• REQUESTS:
1 > From the passage on coal block show cause notices, set down the stretch from "The recommendations of" through "operational coal blocks." word for word.
2 > Answer these from the passage on coal block show cause notices:
(a) After the Scrutiny Committee meeting, how many companies were issued further show cause notices?
(b) How many coal blocks does the coal ministry expect to become operational in the ongoing fiscal?
(c) How much coal was produced in FY'22 from operational coal blocks?

• GIVEN PASSAGE:
⁂

Show cause notices are issued from time to time to companies which do not adhere to the timelines prescribed in their agreements for timely operationalisation of coal blocks or for non-achievement of targeted coal production.
“The Scrutiny Committee, in its 17th meeting held ... recently has reviewed cases of 24 coal mines ... Subsequent to the meeting of the Scrutiny Committee, further show cause notices were issued to 16 companies for 22 coal blocks,” the coal ministry said in a statement.
While Vedanta and NTPC were issued notices for delays in production of three blocks each, Birla Corp and Karnataka Power Corporation were given show cause notices for two blocks each.
Other companies that were issued notices include Damodar Valley Corporation, West Bengal Power Development Corporation, BS Ispat Ltd, and Sunflag Iron and Steel Company Ltd. The ministry has set up the Scrutiny Committee to recommend penalty in cases where the delays are by the companies.
The panel "recommended proportionate appropriation of performance security in four cases i.e Tenughat Vidyut Nigam Limited (Rajbar E&D), Topworth Urja & Metals Ltd (Marki Mangli-I), Ultratech Cements Ltd (Bicharpur) and National Thermal Power Corporation Limited (Talaipalli)...," it added.
The recommendations of the panel have been accepted by the government and appropriation orders are being issued. The coal ministry further said it expects 58 coal blocks to become operational in the ongoing fiscal. The mines are likely to produce around 138.28 million tonnes (MT) of coal as against the scheduled output of 203.67 MT.
The government has allocated blocks for captive use as well as sale of coal. It further said 85.32 MT of coal has been produced in FY'22 from 47 operational coal blocks.
In addition to the regular follow-ups, review meetings are also being held by the coal ministry with the allocatees and the respective state /central agencies for early operationalisation of the blocks and to enhance the production from operational mines.

⁂

• DATA:
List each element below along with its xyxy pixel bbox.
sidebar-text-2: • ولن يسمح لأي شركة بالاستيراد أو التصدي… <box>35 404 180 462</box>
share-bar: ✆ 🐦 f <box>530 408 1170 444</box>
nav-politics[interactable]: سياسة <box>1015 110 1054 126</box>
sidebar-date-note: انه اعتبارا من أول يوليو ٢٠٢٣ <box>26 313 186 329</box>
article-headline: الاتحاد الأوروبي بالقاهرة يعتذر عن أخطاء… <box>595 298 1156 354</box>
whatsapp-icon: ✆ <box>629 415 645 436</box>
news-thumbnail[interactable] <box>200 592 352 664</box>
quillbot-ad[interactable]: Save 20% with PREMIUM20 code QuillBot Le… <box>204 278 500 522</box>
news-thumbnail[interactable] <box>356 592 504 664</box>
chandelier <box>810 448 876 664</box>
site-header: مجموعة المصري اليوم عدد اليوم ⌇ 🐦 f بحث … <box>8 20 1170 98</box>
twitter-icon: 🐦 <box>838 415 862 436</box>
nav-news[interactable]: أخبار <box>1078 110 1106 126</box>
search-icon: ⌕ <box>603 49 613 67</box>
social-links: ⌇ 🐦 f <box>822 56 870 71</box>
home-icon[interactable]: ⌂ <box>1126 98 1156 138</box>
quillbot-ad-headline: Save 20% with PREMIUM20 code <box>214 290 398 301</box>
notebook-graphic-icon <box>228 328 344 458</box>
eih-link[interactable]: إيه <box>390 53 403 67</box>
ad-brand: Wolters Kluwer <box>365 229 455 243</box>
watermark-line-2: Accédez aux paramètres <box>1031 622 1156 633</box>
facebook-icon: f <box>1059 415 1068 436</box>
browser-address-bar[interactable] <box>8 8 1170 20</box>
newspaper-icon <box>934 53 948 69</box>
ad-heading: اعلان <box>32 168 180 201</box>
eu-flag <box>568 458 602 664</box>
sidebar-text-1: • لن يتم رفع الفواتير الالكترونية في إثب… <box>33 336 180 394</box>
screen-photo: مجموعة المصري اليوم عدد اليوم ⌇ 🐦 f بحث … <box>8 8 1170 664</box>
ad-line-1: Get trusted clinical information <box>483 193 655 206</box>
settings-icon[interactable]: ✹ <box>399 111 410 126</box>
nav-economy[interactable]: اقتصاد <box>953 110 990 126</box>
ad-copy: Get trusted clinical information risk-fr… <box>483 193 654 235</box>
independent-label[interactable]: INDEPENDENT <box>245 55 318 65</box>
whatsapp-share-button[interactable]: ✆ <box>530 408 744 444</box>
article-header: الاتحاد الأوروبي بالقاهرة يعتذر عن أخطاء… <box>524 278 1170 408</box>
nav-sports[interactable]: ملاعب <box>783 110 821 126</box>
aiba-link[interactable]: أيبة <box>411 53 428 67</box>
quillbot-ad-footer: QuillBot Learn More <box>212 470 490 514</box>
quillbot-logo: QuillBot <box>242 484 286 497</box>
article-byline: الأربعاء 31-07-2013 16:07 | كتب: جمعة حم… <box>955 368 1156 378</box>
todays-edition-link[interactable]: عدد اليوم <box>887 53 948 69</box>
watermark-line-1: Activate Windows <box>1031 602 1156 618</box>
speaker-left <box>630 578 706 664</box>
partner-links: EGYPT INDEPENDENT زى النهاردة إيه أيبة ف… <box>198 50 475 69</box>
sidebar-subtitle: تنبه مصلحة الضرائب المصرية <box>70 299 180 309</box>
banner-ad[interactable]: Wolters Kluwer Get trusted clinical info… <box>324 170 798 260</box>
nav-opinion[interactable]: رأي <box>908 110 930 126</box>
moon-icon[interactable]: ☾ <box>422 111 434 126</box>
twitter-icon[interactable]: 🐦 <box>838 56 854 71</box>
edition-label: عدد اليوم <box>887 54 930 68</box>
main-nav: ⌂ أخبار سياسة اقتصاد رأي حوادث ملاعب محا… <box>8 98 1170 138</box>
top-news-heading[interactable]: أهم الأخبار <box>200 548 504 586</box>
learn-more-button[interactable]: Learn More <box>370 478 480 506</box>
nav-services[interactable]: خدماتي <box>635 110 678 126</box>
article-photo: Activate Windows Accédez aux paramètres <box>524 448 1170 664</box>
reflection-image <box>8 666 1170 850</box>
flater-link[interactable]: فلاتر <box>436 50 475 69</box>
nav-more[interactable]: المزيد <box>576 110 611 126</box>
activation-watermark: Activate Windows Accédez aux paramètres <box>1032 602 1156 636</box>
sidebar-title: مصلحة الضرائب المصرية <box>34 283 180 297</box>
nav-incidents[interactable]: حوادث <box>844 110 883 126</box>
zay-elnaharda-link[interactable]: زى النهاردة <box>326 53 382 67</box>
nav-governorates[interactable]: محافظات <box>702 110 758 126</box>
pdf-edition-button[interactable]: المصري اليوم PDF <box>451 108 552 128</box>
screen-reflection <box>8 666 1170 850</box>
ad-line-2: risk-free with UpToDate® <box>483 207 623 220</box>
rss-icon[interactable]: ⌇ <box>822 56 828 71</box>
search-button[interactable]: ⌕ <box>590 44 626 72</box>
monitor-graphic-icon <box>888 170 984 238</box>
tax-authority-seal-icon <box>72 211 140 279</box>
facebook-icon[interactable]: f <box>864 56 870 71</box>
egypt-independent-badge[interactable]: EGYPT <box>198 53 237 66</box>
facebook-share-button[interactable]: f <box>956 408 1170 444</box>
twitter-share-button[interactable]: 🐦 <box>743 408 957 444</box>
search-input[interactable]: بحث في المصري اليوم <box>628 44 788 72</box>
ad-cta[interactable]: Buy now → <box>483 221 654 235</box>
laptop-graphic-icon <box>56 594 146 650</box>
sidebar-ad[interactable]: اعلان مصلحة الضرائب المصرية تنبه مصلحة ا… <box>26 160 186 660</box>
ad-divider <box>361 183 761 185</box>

⁂

• ANSWERS PER TASK:
1 >
The recommendations of the panel have been accepted by the government and appropriation orders are being issued. The coal ministry further said it expects 58 coal blocks to become operational in the ongoing fiscal. The mines are likely to produce around 138.28 million tonnes (MT) of coal as against the scheduled output of 203.67 MT.
The government has allocated blocks for captive use as well as sale of coal. It further said 85.32 MT of coal has been produced in FY'22 from 47 operational coal blocks.

2 >
(a) 16 companies, for 22 coal blocks
(b) 58 coal blocks
(c) 85.32 MT, from 47 operational coal blocks